---- Record excerpts

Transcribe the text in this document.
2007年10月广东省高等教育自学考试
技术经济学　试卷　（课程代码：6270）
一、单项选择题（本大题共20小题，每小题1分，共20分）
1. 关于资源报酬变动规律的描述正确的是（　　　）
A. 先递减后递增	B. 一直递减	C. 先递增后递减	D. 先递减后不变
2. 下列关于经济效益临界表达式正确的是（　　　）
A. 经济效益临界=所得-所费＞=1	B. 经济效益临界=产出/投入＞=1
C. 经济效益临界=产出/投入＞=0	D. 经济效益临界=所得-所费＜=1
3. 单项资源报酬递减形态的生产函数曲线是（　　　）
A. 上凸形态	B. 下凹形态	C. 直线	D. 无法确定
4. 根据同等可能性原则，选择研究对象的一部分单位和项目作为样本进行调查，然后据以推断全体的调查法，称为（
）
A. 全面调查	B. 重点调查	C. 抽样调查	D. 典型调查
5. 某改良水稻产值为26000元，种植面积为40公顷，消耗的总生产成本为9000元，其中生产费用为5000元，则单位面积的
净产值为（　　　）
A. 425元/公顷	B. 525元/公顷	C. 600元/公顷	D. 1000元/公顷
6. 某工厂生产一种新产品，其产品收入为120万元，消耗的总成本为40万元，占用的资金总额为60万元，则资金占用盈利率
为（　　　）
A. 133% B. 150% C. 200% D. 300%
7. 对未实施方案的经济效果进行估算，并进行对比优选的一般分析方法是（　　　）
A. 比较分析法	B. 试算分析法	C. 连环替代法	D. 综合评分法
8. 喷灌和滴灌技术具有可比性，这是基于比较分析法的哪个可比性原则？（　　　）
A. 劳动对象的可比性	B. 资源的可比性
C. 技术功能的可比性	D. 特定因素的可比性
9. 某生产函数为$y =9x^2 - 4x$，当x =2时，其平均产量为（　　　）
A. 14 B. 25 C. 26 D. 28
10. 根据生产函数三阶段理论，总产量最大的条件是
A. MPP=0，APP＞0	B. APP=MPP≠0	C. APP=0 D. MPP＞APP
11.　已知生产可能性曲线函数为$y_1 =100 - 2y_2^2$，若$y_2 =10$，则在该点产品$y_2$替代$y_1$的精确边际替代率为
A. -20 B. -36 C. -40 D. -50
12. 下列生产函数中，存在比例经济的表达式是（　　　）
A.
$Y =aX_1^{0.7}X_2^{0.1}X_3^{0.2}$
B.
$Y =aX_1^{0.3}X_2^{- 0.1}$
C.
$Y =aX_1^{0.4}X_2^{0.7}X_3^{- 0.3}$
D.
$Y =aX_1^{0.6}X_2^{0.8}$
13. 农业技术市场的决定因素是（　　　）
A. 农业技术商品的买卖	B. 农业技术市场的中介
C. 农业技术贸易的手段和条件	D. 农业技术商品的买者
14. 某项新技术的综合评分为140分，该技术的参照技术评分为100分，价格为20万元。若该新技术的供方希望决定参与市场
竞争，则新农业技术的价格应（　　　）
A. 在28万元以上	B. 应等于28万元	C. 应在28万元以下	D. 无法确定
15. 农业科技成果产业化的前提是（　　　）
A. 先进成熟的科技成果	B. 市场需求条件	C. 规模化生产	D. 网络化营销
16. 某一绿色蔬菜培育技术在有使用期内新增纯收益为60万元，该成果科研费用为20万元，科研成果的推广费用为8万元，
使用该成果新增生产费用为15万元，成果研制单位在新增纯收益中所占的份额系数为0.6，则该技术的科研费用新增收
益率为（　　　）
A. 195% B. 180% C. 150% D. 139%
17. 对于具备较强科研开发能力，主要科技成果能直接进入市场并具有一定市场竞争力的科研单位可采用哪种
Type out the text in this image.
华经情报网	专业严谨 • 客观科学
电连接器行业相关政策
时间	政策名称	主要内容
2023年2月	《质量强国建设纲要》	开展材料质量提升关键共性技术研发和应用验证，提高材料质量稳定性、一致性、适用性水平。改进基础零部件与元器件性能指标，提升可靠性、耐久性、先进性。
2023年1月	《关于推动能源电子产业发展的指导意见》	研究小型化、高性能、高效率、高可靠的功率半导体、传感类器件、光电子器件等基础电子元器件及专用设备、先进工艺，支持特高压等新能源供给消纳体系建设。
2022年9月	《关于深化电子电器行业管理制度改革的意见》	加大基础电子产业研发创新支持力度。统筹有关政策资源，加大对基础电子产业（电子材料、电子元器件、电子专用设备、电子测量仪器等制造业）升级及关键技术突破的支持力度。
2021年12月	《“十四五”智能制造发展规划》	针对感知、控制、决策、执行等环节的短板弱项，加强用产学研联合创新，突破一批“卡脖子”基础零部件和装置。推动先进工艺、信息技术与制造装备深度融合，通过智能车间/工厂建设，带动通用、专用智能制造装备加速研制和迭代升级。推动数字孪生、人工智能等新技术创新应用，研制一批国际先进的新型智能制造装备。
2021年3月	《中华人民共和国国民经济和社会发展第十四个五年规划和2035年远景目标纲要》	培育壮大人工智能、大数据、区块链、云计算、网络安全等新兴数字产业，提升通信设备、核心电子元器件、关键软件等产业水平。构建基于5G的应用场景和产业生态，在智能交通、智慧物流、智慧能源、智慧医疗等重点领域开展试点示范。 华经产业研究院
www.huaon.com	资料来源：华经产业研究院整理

--------

Exercise aim = Scan the material for lines with the word "无法确定", and copy each line you find.

Right answer =
A. 上凸形态	B. 下凹形态	C. 直线	D. 无法确定
A. 在28万元以上	B. 应等于28万元	C. 应在28万元以下	D. 无法确定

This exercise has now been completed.